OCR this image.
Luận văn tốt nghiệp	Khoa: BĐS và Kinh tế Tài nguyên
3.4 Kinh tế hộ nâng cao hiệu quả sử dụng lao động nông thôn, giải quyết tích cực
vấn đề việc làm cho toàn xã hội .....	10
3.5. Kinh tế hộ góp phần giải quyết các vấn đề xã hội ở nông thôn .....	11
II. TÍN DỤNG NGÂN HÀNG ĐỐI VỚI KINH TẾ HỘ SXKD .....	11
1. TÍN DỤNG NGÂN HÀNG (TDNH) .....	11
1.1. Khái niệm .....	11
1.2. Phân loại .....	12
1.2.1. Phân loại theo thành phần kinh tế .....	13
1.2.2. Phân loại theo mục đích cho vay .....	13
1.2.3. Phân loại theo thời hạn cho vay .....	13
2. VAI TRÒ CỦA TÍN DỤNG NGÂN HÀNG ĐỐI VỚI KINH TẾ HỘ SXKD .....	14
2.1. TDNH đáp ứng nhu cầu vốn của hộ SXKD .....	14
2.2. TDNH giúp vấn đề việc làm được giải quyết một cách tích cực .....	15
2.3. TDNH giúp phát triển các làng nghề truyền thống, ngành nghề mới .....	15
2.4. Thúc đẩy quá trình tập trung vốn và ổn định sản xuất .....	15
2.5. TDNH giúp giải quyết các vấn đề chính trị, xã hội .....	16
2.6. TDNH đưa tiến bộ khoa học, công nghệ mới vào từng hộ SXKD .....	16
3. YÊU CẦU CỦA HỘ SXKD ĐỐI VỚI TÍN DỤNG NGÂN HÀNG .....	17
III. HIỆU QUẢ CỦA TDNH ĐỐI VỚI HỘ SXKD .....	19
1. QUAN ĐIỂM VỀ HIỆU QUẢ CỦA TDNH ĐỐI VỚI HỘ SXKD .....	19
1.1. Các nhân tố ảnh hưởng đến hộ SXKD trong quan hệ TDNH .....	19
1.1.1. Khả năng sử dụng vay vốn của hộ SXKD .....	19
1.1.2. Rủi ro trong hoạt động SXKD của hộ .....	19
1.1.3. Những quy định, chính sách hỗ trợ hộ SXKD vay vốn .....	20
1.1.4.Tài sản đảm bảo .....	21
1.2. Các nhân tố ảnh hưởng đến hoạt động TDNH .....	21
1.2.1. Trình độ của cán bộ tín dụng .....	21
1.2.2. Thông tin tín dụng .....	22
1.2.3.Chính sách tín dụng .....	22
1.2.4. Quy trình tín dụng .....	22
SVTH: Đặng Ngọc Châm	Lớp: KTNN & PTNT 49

━━━━━━━━━━━━━━━━━━━━

Repeat the entries exactly, all of them.

OCR this image.
Luận văn tốt nghiệp	Khoa: BĐS và Kinh tế Tài nguyên
3.4 Kinh tế hộ nâng cao hiệu quả sử dụng lao động nông thôn, giải quyết tích cực
vấn đề việc làm cho toàn xã hội .....	10
3.5. Kinh tế hộ góp phần giải quyết các vấn đề xã hội ở nông thôn .....	11
II. TÍN DỤNG NGÂN HÀNG ĐỐI VỚI KINH TẾ HỘ SXKD .....	11
1. TÍN DỤNG NGÂN HÀNG (TDNH) .....	11
1.1. Khái niệm .....	11
1.2. Phân loại .....	12
1.2.1. Phân loại theo thành phần kinh tế .....	13
1.2.2. Phân loại theo mục đích cho vay .....	13
1.2.3. Phân loại theo thời hạn cho vay .....	13
2. VAI TRÒ CỦA TÍN DỤNG NGÂN HÀNG ĐỐI VỚI KINH TẾ HỘ SXKD .....	14
2.1. TDNH đáp ứng nhu cầu vốn của hộ SXKD .....	14
2.2. TDNH giúp vấn đề việc làm được giải quyết một cách tích cực .....	15
2.3. TDNH giúp phát triển các làng nghề truyền thống, ngành nghề mới .....	15
2.4. Thúc đẩy quá trình tập trung vốn và ổn định sản xuất .....	15
2.5. TDNH giúp giải quyết các vấn đề chính trị, xã hội .....	16
2.6. TDNH đưa tiến bộ khoa học, công nghệ mới vào từng hộ SXKD .....	16
3. YÊU CẦU CỦA HỘ SXKD ĐỐI VỚI TÍN DỤNG NGÂN HÀNG .....	17
III. HIỆU QUẢ CỦA TDNH ĐỐI VỚI HỘ SXKD .....	19
1. QUAN ĐIỂM VỀ HIỆU QUẢ CỦA TDNH ĐỐI VỚI HỘ SXKD .....	19
1.1. Các nhân tố ảnh hưởng đến hộ SXKD trong quan hệ TDNH .....	19
1.1.1. Khả năng sử dụng vay vốn của hộ SXKD .....	19
1.1.2. Rủi ro trong hoạt động SXKD của hộ .....	19
1.1.3. Những quy định, chính sách hỗ trợ hộ SXKD vay vốn .....	20
1.1.4.Tài sản đảm bảo .....	21
1.2. Các nhân tố ảnh hưởng đến hoạt động TDNH .....	21
1.2.1. Trình độ của cán bộ tín dụng .....	21
1.2.2. Thông tin tín dụng .....	22
1.2.3.Chính sách tín dụng .....	22
1.2.4. Quy trình tín dụng .....	22
SVTH: Đặng Ngọc Châm	Lớp: KTNN & PTNT 49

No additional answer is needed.